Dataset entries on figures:
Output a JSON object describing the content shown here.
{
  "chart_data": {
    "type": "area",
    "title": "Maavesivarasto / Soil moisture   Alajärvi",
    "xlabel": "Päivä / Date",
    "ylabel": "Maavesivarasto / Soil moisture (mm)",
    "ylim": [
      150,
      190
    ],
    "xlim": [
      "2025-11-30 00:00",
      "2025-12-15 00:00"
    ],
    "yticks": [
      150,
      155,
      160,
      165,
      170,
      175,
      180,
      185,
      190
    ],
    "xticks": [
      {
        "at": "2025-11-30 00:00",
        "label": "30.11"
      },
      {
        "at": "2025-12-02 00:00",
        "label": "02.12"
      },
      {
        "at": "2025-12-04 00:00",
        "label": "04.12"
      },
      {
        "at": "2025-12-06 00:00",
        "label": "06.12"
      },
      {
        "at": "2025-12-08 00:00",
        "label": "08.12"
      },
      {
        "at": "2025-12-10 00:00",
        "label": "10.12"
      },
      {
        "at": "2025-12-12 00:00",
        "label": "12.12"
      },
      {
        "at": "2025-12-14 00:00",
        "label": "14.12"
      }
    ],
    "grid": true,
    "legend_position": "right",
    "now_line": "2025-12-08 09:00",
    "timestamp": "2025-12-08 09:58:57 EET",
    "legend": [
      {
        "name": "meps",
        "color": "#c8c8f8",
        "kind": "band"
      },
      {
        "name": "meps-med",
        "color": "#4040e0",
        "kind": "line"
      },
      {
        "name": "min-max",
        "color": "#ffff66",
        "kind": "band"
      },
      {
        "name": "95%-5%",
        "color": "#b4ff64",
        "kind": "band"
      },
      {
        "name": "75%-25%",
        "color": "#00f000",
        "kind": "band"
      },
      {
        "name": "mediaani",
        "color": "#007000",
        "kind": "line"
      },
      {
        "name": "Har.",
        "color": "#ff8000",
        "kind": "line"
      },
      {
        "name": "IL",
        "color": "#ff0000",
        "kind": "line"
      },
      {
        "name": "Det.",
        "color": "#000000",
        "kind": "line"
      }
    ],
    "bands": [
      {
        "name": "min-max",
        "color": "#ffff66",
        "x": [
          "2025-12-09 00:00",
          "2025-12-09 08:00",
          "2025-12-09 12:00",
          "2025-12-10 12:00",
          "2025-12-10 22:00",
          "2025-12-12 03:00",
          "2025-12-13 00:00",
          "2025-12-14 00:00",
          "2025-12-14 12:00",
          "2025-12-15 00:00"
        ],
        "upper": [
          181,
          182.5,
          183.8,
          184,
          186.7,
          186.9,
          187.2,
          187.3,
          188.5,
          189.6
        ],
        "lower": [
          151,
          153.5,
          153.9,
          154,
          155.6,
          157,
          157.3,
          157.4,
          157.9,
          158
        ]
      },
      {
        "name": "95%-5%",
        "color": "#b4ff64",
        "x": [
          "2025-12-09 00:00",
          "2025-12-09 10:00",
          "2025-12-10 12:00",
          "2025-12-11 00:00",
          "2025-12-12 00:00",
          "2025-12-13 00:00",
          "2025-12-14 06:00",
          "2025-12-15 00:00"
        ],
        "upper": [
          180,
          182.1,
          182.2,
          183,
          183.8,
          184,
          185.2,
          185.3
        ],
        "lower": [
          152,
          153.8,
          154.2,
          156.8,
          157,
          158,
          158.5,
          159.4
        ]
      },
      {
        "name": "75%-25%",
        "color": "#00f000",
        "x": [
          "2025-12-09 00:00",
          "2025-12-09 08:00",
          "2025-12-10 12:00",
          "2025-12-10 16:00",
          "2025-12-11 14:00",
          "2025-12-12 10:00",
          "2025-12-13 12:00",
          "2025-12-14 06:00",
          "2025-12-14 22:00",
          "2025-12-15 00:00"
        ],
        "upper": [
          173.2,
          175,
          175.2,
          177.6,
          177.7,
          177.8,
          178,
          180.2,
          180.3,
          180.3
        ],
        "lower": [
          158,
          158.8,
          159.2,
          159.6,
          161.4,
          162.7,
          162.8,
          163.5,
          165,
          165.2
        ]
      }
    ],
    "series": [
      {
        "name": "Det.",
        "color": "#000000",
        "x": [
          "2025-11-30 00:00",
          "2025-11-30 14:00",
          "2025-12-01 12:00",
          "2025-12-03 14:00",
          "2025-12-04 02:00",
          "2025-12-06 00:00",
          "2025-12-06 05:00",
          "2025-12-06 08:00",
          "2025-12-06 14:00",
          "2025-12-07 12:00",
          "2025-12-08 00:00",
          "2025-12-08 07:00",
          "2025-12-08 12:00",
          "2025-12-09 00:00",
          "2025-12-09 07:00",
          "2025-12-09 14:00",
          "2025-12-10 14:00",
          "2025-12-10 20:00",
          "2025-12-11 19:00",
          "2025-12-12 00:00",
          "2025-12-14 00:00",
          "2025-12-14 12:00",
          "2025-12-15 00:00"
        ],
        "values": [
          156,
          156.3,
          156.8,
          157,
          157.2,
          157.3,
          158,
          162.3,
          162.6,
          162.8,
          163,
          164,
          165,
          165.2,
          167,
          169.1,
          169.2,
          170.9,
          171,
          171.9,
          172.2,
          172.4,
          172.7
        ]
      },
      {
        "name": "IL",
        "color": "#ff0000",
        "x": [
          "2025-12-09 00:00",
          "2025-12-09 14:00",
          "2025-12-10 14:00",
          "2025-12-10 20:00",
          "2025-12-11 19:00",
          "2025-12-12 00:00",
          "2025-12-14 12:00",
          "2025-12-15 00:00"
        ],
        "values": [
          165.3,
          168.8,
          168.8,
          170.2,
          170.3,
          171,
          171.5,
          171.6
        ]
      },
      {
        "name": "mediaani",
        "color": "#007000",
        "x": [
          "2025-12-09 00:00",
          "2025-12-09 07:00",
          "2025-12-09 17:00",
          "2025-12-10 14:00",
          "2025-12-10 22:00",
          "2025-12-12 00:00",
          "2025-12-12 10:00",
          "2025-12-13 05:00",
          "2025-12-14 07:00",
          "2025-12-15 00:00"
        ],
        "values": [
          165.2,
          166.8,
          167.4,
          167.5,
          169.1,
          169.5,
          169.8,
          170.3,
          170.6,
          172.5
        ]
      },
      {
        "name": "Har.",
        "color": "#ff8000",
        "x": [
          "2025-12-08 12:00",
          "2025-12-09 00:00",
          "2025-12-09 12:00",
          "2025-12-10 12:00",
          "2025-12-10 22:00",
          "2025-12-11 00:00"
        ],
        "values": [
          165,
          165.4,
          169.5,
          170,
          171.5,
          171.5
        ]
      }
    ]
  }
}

**DIRECTIONS**
A line counts if it holds the word "moisture". Work out how many lines in the listing count, and give only that number.

**CORRECT ANSWER**
2